(Extracted data entries)
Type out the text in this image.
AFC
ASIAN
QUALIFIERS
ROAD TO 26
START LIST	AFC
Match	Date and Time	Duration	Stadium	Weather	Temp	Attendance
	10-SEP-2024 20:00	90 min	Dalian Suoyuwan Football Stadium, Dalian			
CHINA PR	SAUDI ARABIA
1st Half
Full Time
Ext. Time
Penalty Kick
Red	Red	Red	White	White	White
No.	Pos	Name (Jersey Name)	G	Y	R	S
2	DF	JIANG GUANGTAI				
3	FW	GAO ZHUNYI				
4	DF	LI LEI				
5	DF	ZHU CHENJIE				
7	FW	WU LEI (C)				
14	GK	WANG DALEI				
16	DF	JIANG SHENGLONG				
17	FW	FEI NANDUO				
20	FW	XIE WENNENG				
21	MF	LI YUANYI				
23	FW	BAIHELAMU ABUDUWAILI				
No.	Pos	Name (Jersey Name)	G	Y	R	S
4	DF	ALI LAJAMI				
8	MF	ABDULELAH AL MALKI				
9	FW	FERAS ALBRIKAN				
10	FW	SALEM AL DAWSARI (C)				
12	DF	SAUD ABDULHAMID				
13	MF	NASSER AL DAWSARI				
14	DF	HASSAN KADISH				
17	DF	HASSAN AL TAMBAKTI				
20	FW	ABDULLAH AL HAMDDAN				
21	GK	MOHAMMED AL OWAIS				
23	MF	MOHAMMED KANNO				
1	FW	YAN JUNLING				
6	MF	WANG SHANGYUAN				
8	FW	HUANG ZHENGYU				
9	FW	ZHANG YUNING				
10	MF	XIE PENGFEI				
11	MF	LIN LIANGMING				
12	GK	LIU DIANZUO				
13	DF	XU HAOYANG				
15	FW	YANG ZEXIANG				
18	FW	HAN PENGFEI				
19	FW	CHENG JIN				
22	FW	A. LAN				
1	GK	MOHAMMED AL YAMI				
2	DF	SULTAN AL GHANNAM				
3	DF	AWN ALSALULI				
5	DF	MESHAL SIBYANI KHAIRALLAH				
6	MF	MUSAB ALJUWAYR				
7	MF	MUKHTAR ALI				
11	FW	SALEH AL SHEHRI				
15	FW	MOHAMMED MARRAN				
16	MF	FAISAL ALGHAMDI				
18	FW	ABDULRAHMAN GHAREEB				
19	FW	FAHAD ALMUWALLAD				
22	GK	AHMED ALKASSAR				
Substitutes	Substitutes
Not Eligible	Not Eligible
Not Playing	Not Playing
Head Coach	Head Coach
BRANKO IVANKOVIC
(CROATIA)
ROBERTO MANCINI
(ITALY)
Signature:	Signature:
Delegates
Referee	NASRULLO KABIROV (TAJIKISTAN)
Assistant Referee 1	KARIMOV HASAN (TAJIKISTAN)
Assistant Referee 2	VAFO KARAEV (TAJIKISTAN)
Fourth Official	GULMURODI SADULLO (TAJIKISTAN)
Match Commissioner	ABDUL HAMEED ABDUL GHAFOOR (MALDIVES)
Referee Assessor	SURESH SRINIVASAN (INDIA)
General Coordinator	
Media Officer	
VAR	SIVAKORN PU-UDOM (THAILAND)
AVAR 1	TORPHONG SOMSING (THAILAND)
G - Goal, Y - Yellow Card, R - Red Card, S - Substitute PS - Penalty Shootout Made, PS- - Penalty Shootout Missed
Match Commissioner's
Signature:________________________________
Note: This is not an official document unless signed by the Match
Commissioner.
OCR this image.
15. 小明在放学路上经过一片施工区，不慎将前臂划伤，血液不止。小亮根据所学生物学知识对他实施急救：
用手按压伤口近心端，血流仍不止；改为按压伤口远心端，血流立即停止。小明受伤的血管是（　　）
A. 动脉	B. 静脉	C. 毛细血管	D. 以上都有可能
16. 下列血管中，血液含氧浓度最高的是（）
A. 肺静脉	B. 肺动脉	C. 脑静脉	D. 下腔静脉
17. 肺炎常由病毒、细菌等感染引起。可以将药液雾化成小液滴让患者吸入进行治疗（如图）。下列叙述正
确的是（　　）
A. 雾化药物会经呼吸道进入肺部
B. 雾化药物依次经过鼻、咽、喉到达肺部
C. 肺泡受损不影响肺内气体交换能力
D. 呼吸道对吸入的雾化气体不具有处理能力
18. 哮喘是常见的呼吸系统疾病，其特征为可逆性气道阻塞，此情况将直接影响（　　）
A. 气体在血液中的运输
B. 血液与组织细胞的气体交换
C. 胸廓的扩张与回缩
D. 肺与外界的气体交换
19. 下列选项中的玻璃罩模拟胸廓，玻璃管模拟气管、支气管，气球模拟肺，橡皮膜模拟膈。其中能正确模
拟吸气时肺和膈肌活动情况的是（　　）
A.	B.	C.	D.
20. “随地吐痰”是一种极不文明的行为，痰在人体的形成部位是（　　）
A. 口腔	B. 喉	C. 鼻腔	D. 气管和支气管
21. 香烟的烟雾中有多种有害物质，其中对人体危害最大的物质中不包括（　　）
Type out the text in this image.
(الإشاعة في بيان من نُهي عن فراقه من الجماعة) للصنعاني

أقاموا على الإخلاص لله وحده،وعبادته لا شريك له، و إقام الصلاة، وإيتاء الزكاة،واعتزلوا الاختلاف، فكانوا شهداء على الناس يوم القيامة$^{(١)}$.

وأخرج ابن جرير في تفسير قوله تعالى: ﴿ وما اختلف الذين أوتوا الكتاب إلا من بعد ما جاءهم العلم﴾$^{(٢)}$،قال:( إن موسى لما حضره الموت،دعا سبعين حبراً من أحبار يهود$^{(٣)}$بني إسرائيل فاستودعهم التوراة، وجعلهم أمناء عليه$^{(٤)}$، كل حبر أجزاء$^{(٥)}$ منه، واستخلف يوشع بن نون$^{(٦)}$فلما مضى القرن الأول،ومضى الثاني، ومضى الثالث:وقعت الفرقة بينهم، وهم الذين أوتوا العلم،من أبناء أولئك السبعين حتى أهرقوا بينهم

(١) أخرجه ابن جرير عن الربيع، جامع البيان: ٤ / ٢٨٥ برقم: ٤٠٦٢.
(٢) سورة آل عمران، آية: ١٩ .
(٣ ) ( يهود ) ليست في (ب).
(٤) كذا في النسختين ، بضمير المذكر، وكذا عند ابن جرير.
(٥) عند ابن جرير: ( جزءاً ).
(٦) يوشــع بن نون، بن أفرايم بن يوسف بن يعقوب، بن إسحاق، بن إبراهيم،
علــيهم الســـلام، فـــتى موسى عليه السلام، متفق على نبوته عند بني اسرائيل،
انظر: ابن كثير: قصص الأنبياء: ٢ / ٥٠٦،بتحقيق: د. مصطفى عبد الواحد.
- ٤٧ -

## What is needed:
Send back every record, precisely as written.

## Response for this exercise:
Type out the text in this image.
AFC
ASIAN
QUALIFIERS
ROAD TO 26
START LIST	AFC
Match	Date and Time	Duration	Stadium	Weather	Temp	Attendance
	10-SEP-2024 20:00	90 min	Dalian Suoyuwan Football Stadium, Dalian			
CHINA PR	SAUDI ARABIA
1st Half
Full Time
Ext. Time
Penalty Kick
Red	Red	Red	White	White	White
No.	Pos	Name (Jersey Name)	G	Y	R	S
2	DF	JIANG GUANGTAI				
3	FW	GAO ZHUNYI				
4	DF	LI LEI				
5	DF	ZHU CHENJIE				
7	FW	WU LEI (C)				
14	GK	WANG DALEI				
16	DF	JIANG SHENGLONG				
17	FW	FEI NANDUO				
20	FW	XIE WENNENG				
21	MF	LI YUANYI				
23	FW	BAIHELAMU ABUDUWAILI				
No.	Pos	Name (Jersey Name)	G	Y	R	S
4	DF	ALI LAJAMI				
8	MF	ABDULELAH AL MALKI				
9	FW	FERAS ALBRIKAN				
10	FW	SALEM AL DAWSARI (C)				
12	DF	SAUD ABDULHAMID				
13	MF	NASSER AL DAWSARI				
14	DF	HASSAN KADISH				
17	DF	HASSAN AL TAMBAKTI				
20	FW	ABDULLAH AL HAMDDAN				
21	GK	MOHAMMED AL OWAIS				
23	MF	MOHAMMED KANNO				
1	FW	YAN JUNLING				
6	MF	WANG SHANGYUAN				
8	FW	HUANG ZHENGYU				
9	FW	ZHANG YUNING				
10	MF	XIE PENGFEI				
11	MF	LIN LIANGMING				
12	GK	LIU DIANZUO				
13	DF	XU HAOYANG				
15	FW	YANG ZEXIANG				
18	FW	HAN PENGFEI				
19	FW	CHENG JIN				
22	FW	A. LAN				
1	GK	MOHAMMED AL YAMI				
2	DF	SULTAN AL GHANNAM				
3	DF	AWN ALSALULI				
5	DF	MESHAL SIBYANI KHAIRALLAH				
6	MF	MUSAB ALJUWAYR				
7	MF	MUKHTAR ALI				
11	FW	SALEH AL SHEHRI				
15	FW	MOHAMMED MARRAN				
16	MF	FAISAL ALGHAMDI				
18	FW	ABDULRAHMAN GHAREEB				
19	FW	FAHAD ALMUWALLAD				
22	GK	AHMED ALKASSAR				
Substitutes	Substitutes
Not Eligible	Not Eligible
Not Playing	Not Playing
Head Coach	Head Coach
BRANKO IVANKOVIC
(CROATIA)
ROBERTO MANCINI
(ITALY)
Signature:	Signature:
Delegates
Referee	NASRULLO KABIROV (TAJIKISTAN)
Assistant Referee 1	KARIMOV HASAN (TAJIKISTAN)
Assistant Referee 2	VAFO KARAEV (TAJIKISTAN)
Fourth Official	GULMURODI SADULLO (TAJIKISTAN)
Match Commissioner	ABDUL HAMEED ABDUL GHAFOOR (MALDIVES)
Referee Assessor	SURESH SRINIVASAN (INDIA)
General Coordinator	
Media Officer	
VAR	SIVAKORN PU-UDOM (THAILAND)
AVAR 1	TORPHONG SOMSING (THAILAND)
G - Goal, Y - Yellow Card, R - Red Card, S - Substitute PS - Penalty Shootout Made, PS- - Penalty Shootout Missed
Match Commissioner's
Signature:________________________________
Note: This is not an official document unless signed by the Match
Commissioner.
OCR this image.
15. 小明在放学路上经过一片施工区，不慎将前臂划伤，血液不止。小亮根据所学生物学知识对他实施急救：
用手按压伤口近心端，血流仍不止；改为按压伤口远心端，血流立即停止。小明受伤的血管是（　　）
A. 动脉	B. 静脉	C. 毛细血管	D. 以上都有可能
16. 下列血管中，血液含氧浓度最高的是（）
A. 肺静脉	B. 肺动脉	C. 脑静脉	D. 下腔静脉
17. 肺炎常由病毒、细菌等感染引起。可以将药液雾化成小液滴让患者吸入进行治疗（如图）。下列叙述正
确的是（　　）
A. 雾化药物会经呼吸道进入肺部
B. 雾化药物依次经过鼻、咽、喉到达肺部
C. 肺泡受损不影响肺内气体交换能力
D. 呼吸道对吸入的雾化气体不具有处理能力
18. 哮喘是常见的呼吸系统疾病，其特征为可逆性气道阻塞，此情况将直接影响（　　）
A. 气体在血液中的运输
B. 血液与组织细胞的气体交换
C. 胸廓的扩张与回缩
D. 肺与外界的气体交换
19. 下列选项中的玻璃罩模拟胸廓，玻璃管模拟气管、支气管，气球模拟肺，橡皮膜模拟膈。其中能正确模
拟吸气时肺和膈肌活动情况的是（　　）
A.	B.	C.	D.
20. “随地吐痰”是一种极不文明的行为，痰在人体的形成部位是（　　）
A. 口腔	B. 喉	C. 鼻腔	D. 气管和支气管
21. 香烟的烟雾中有多种有害物质，其中对人体危害最大的物质中不包括（　　）
Type out the text in this image.
(الإشاعة في بيان من نُهي عن فراقه من الجماعة) للصنعاني

أقاموا على الإخلاص لله وحده،وعبادته لا شريك له، و إقام الصلاة، وإيتاء الزكاة،واعتزلوا الاختلاف، فكانوا شهداء على الناس يوم القيامة$^{(١)}$.

وأخرج ابن جرير في تفسير قوله تعالى: ﴿ وما اختلف الذين أوتوا الكتاب إلا من بعد ما جاءهم العلم﴾$^{(٢)}$،قال:( إن موسى لما حضره الموت،دعا سبعين حبراً من أحبار يهود$^{(٣)}$بني إسرائيل فاستودعهم التوراة، وجعلهم أمناء عليه$^{(٤)}$، كل حبر أجزاء$^{(٥)}$ منه، واستخلف يوشع بن نون$^{(٦)}$فلما مضى القرن الأول،ومضى الثاني، ومضى الثالث:وقعت الفرقة بينهم، وهم الذين أوتوا العلم،من أبناء أولئك السبعين حتى أهرقوا بينهم

(١) أخرجه ابن جرير عن الربيع، جامع البيان: ٤ / ٢٨٥ برقم: ٤٠٦٢.
(٢) سورة آل عمران، آية: ١٩ .
(٣ ) ( يهود ) ليست في (ب).
(٤) كذا في النسختين ، بضمير المذكر، وكذا عند ابن جرير.
(٥) عند ابن جرير: ( جزءاً ).
(٦) يوشــع بن نون، بن أفرايم بن يوسف بن يعقوب، بن إسحاق، بن إبراهيم،
علــيهم الســـلام، فـــتى موسى عليه السلام، متفق على نبوته عند بني اسرائيل،
انظر: ابن كثير: قصص الأنبياء: ٢ / ٥٠٦،بتحقيق: د. مصطفى عبد الواحد.
- ٤٧ -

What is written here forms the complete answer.